To be done:
Return every record exactly as written.

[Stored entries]
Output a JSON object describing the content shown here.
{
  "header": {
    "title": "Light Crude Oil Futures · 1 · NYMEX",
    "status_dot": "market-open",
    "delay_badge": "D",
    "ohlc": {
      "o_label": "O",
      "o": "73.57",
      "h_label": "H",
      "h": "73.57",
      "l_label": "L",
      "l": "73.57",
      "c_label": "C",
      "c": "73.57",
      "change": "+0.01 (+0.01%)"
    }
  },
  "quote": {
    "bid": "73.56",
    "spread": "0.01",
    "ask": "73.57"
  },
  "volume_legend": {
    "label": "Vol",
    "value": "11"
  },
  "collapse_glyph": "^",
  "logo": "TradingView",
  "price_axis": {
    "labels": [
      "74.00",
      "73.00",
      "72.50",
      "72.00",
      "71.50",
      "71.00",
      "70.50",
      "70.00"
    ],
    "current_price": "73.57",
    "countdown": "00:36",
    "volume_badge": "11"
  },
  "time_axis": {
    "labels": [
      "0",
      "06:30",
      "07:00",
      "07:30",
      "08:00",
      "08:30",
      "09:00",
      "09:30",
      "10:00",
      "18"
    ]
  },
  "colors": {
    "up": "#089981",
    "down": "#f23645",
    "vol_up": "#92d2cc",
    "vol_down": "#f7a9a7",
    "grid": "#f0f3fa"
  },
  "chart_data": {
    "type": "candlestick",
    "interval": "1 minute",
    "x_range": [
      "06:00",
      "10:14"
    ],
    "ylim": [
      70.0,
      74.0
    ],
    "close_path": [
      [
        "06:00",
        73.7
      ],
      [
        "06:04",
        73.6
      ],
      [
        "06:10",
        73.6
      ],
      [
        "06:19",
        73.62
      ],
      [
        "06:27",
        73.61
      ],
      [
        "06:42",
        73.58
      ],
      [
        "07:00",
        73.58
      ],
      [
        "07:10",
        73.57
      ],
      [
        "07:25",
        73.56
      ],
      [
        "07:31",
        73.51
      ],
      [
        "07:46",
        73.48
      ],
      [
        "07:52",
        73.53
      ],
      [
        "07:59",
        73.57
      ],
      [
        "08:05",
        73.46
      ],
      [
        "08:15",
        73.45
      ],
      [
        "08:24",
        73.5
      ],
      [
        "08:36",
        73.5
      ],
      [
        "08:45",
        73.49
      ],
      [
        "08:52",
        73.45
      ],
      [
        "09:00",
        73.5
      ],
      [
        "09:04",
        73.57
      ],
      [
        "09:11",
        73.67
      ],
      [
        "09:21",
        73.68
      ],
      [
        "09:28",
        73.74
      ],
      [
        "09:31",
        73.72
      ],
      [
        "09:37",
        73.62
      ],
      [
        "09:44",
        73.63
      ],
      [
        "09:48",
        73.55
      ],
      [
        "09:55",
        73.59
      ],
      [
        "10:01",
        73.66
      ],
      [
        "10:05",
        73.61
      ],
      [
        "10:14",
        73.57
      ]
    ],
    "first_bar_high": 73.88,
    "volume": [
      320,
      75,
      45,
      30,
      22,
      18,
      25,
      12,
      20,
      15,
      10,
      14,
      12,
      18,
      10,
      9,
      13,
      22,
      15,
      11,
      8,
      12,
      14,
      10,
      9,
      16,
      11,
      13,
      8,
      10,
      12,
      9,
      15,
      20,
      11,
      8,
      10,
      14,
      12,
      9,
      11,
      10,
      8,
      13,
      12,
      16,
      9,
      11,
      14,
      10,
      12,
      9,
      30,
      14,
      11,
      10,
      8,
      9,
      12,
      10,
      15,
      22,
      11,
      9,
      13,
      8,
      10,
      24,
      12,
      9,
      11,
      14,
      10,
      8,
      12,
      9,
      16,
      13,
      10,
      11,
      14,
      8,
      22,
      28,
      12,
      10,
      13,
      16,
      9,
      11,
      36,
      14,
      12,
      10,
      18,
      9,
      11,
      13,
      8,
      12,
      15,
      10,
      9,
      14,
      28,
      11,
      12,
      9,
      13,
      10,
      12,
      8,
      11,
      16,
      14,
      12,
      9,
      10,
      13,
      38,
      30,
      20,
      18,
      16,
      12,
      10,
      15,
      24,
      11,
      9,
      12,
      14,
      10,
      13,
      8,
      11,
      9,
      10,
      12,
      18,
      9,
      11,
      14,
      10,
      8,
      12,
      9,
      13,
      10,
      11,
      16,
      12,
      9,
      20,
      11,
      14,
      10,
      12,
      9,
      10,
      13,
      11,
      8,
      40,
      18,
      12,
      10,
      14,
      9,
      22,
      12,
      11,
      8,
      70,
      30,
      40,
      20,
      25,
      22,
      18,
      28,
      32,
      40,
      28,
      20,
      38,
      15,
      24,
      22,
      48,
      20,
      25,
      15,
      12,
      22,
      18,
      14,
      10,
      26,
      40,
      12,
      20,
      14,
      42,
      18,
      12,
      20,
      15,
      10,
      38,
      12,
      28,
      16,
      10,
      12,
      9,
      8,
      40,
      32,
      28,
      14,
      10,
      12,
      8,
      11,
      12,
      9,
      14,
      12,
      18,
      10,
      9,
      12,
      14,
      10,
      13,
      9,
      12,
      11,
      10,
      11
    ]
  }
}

Task solution:
Output a JSON object describing the content shown here.
{
  "header": {
    "title": "Light Crude Oil Futures · 1 · NYMEX",
    "status_dot": "market-open",
    "delay_badge": "D",
    "ohlc": {
      "o_label": "O",
      "o": "73.57",
      "h_label": "H",
      "h": "73.57",
      "l_label": "L",
      "l": "73.57",
      "c_label": "C",
      "c": "73.57",
      "change": "+0.01 (+0.01%)"
    }
  },
  "quote": {
    "bid": "73.56",
    "spread": "0.01",
    "ask": "73.57"
  },
  "volume_legend": {
    "label": "Vol",
    "value": "11"
  },
  "collapse_glyph": "^",
  "logo": "TradingView",
  "price_axis": {
    "labels": [
      "74.00",
      "73.00",
      "72.50",
      "72.00",
      "71.50",
      "71.00",
      "70.50",
      "70.00"
    ],
    "current_price": "73.57",
    "countdown": "00:36",
    "volume_badge": "11"
  },
  "time_axis": {
    "labels": [
      "0",
      "06:30",
      "07:00",
      "07:30",
      "08:00",
      "08:30",
      "09:00",
      "09:30",
      "10:00",
      "18"
    ]
  },
  "colors": {
    "up": "#089981",
    "down": "#f23645",
    "vol_up": "#92d2cc",
    "vol_down": "#f7a9a7",
    "grid": "#f0f3fa"
  },
  "chart_data": {
    "type": "candlestick",
    "interval": "1 minute",
    "x_range": [
      "06:00",
      "10:14"
    ],
    "ylim": [
      70.0,
      74.0
    ],
    "close_path": [
      [
        "06:00",
        73.7
      ],
      [
        "06:04",
        73.6
      ],
      [
        "06:10",
        73.6
      ],
      [
        "06:19",
        73.62
      ],
      [
        "06:27",
        73.61
      ],
      [
        "06:42",
        73.58
      ],
      [
        "07:00",
        73.58
      ],
      [
        "07:10",
        73.57
      ],
      [
        "07:25",
        73.56
      ],
      [
        "07:31",
        73.51
      ],
      [
        "07:46",
        73.48
      ],
      [
        "07:52",
        73.53
      ],
      [
        "07:59",
        73.57
      ],
      [
        "08:05",
        73.46
      ],
      [
        "08:15",
        73.45
      ],
      [
        "08:24",
        73.5
      ],
      [
        "08:36",
        73.5
      ],
      [
        "08:45",
        73.49
      ],
      [
        "08:52",
        73.45
      ],
      [
        "09:00",
        73.5
      ],
      [
        "09:04",
        73.57
      ],
      [
        "09:11",
        73.67
      ],
      [
        "09:21",
        73.68
      ],
      [
        "09:28",
        73.74
      ],
      [
        "09:31",
        73.72
      ],
      [
        "09:37",
        73.62
      ],
      [
        "09:44",
        73.63
      ],
      [
        "09:48",
        73.55
      ],
      [
        "09:55",
        73.59
      ],
      [
        "10:01",
        73.66
      ],
      [
        "10:05",
        73.61
      ],
      [
        "10:14",
        73.57
      ]
    ],
    "first_bar_high": 73.88,
    "volume": [
      320,
      75,
      45,
      30,
      22,
      18,
      25,
      12,
      20,
      15,
      10,
      14,
      12,
      18,
      10,
      9,
      13,
      22,
      15,
      11,
      8,
      12,
      14,
      10,
      9,
      16,
      11,
      13,
      8,
      10,
      12,
      9,
      15,
      20,
      11,
      8,
      10,
      14,
      12,
      9,
      11,
      10,
      8,
      13,
      12,
      16,
      9,
      11,
      14,
      10,
      12,
      9,
      30,
      14,
      11,
      10,
      8,
      9,
      12,
      10,
      15,
      22,
      11,
      9,
      13,
      8,
      10,
      24,
      12,
      9,
      11,
      14,
      10,
      8,
      12,
      9,
      16,
      13,
      10,
      11,
      14,
      8,
      22,
      28,
      12,
      10,
      13,
      16,
      9,
      11,
      36,
      14,
      12,
      10,
      18,
      9,
      11,
      13,
      8,
      12,
      15,
      10,
      9,
      14,
      28,
      11,
      12,
      9,
      13,
      10,
      12,
      8,
      11,
      16,
      14,
      12,
      9,
      10,
      13,
      38,
      30,
      20,
      18,
      16,
      12,
      10,
      15,
      24,
      11,
      9,
      12,
      14,
      10,
      13,
      8,
      11,
      9,
      10,
      12,
      18,
      9,
      11,
      14,
      10,
      8,
      12,
      9,
      13,
      10,
      11,
      16,
      12,
      9,
      20,
      11,
      14,
      10,
      12,
      9,
      10,
      13,
      11,
      8,
      40,
      18,
      12,
      10,
      14,
      9,
      22,
      12,
      11,
      8,
      70,
      30,
      40,
      20,
      25,
      22,
      18,
      28,
      32,
      40,
      28,
      20,
      38,
      15,
      24,
      22,
      48,
      20,
      25,
      15,
      12,
      22,
      18,
      14,
      10,
      26,
      40,
      12,
      20,
      14,
      42,
      18,
      12,
      20,
      15,
      10,
      38,
      12,
      28,
      16,
      10,
      12,
      9,
      8,
      40,
      32,
      28,
      14,
      10,
      12,
      8,
      11,
      12,
      9,
      14,
      12,
      18,
      10,
      9,
      12,
      14,
      10,
      13,
      9,
      12,
      11,
      10,
      11
    ]
  }
}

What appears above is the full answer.